(Dataset excerpt)
▬▬▬▬▬▬
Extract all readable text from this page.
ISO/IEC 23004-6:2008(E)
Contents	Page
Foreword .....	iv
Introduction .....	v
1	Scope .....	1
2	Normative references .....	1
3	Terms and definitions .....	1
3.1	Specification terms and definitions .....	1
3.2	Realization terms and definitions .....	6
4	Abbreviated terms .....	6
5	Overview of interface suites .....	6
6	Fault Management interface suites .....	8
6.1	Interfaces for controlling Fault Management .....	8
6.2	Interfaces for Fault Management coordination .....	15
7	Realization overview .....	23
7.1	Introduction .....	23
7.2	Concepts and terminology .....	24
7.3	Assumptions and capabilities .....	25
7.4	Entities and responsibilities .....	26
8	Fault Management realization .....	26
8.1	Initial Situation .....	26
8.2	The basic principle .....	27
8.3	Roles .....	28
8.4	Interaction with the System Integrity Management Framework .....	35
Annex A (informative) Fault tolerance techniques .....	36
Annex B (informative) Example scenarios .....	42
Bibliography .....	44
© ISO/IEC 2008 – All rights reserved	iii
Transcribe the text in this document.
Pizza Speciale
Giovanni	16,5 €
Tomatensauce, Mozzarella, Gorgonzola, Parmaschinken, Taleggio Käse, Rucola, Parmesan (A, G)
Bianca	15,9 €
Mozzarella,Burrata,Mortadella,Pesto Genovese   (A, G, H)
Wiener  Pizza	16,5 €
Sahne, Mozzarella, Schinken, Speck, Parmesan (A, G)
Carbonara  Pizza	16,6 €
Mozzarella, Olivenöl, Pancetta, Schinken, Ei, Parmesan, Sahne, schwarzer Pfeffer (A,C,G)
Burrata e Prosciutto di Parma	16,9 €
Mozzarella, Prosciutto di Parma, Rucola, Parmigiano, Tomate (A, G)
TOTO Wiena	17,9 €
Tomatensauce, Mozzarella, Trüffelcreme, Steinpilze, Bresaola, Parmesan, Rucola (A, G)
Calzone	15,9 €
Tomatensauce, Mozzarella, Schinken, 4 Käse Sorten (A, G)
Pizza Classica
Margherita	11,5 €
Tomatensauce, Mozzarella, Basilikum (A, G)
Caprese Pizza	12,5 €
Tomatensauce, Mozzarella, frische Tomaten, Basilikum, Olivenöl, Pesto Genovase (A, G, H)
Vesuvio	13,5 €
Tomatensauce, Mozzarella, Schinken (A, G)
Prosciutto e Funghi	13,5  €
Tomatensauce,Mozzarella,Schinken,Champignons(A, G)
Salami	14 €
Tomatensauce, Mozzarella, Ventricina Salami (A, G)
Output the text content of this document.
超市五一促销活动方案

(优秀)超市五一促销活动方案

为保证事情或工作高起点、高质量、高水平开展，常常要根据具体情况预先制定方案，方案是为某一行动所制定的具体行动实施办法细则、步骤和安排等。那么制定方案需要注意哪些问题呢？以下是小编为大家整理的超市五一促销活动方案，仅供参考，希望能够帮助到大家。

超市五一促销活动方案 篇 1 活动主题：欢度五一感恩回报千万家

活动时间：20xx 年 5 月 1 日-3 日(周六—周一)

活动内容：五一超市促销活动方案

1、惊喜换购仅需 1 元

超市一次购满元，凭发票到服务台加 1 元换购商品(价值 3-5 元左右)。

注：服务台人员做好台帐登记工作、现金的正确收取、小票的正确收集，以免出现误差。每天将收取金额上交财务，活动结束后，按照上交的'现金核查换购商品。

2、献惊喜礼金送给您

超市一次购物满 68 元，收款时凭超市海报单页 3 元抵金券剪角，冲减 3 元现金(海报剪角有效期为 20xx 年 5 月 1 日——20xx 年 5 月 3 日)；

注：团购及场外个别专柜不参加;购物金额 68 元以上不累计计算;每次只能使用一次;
▬▬▬▬▬▬
▸ **What is asked**: Faithfully copy every entry, leaving nothing out.

▸ **Task answer**:
Extract all readable text from this page.
ISO/IEC 23004-6:2008(E)
Contents	Page
Foreword .....	iv
Introduction .....	v
1	Scope .....	1
2	Normative references .....	1
3	Terms and definitions .....	1
3.1	Specification terms and definitions .....	1
3.2	Realization terms and definitions .....	6
4	Abbreviated terms .....	6
5	Overview of interface suites .....	6
6	Fault Management interface suites .....	8
6.1	Interfaces for controlling Fault Management .....	8
6.2	Interfaces for Fault Management coordination .....	15
7	Realization overview .....	23
7.1	Introduction .....	23
7.2	Concepts and terminology .....	24
7.3	Assumptions and capabilities .....	25
7.4	Entities and responsibilities .....	26
8	Fault Management realization .....	26
8.1	Initial Situation .....	26
8.2	The basic principle .....	27
8.3	Roles .....	28
8.4	Interaction with the System Integrity Management Framework .....	35
Annex A (informative) Fault tolerance techniques .....	36
Annex B (informative) Example scenarios .....	42
Bibliography .....	44
© ISO/IEC 2008 – All rights reserved	iii
Transcribe the text in this document.
Pizza Speciale
Giovanni	16,5 €
Tomatensauce, Mozzarella, Gorgonzola, Parmaschinken, Taleggio Käse, Rucola, Parmesan (A, G)
Bianca	15,9 €
Mozzarella,Burrata,Mortadella,Pesto Genovese   (A, G, H)
Wiener  Pizza	16,5 €
Sahne, Mozzarella, Schinken, Speck, Parmesan (A, G)
Carbonara  Pizza	16,6 €
Mozzarella, Olivenöl, Pancetta, Schinken, Ei, Parmesan, Sahne, schwarzer Pfeffer (A,C,G)
Burrata e Prosciutto di Parma	16,9 €
Mozzarella, Prosciutto di Parma, Rucola, Parmigiano, Tomate (A, G)
TOTO Wiena	17,9 €
Tomatensauce, Mozzarella, Trüffelcreme, Steinpilze, Bresaola, Parmesan, Rucola (A, G)
Calzone	15,9 €
Tomatensauce, Mozzarella, Schinken, 4 Käse Sorten (A, G)
Pizza Classica
Margherita	11,5 €
Tomatensauce, Mozzarella, Basilikum (A, G)
Caprese Pizza	12,5 €
Tomatensauce, Mozzarella, frische Tomaten, Basilikum, Olivenöl, Pesto Genovase (A, G, H)
Vesuvio	13,5 €
Tomatensauce, Mozzarella, Schinken (A, G)
Prosciutto e Funghi	13,5  €
Tomatensauce,Mozzarella,Schinken,Champignons(A, G)
Salami	14 €
Tomatensauce, Mozzarella, Ventricina Salami (A, G)
Output the text content of this document.
超市五一促销活动方案

(优秀)超市五一促销活动方案

为保证事情或工作高起点、高质量、高水平开展，常常要根据具体情况预先制定方案，方案是为某一行动所制定的具体行动实施办法细则、步骤和安排等。那么制定方案需要注意哪些问题呢？以下是小编为大家整理的超市五一促销活动方案，仅供参考，希望能够帮助到大家。

超市五一促销活动方案 篇 1 活动主题：欢度五一感恩回报千万家

活动时间：20xx 年 5 月 1 日-3 日(周六—周一)

活动内容：五一超市促销活动方案

1、惊喜换购仅需 1 元

超市一次购满元，凭发票到服务台加 1 元换购商品(价值 3-5 元左右)。

注：服务台人员做好台帐登记工作、现金的正确收取、小票的正确收集，以免出现误差。每天将收取金额上交财务，活动结束后，按照上交的'现金核查换购商品。

2、献惊喜礼金送给您

超市一次购物满 68 元，收款时凭超市海报单页 3 元抵金券剪角，冲减 3 元现金(海报剪角有效期为 20xx 年 5 月 1 日——20xx 年 5 月 3 日)；

注：团购及场外个别专柜不参加;购物金额 68 元以上不累计计算;每次只能使用一次;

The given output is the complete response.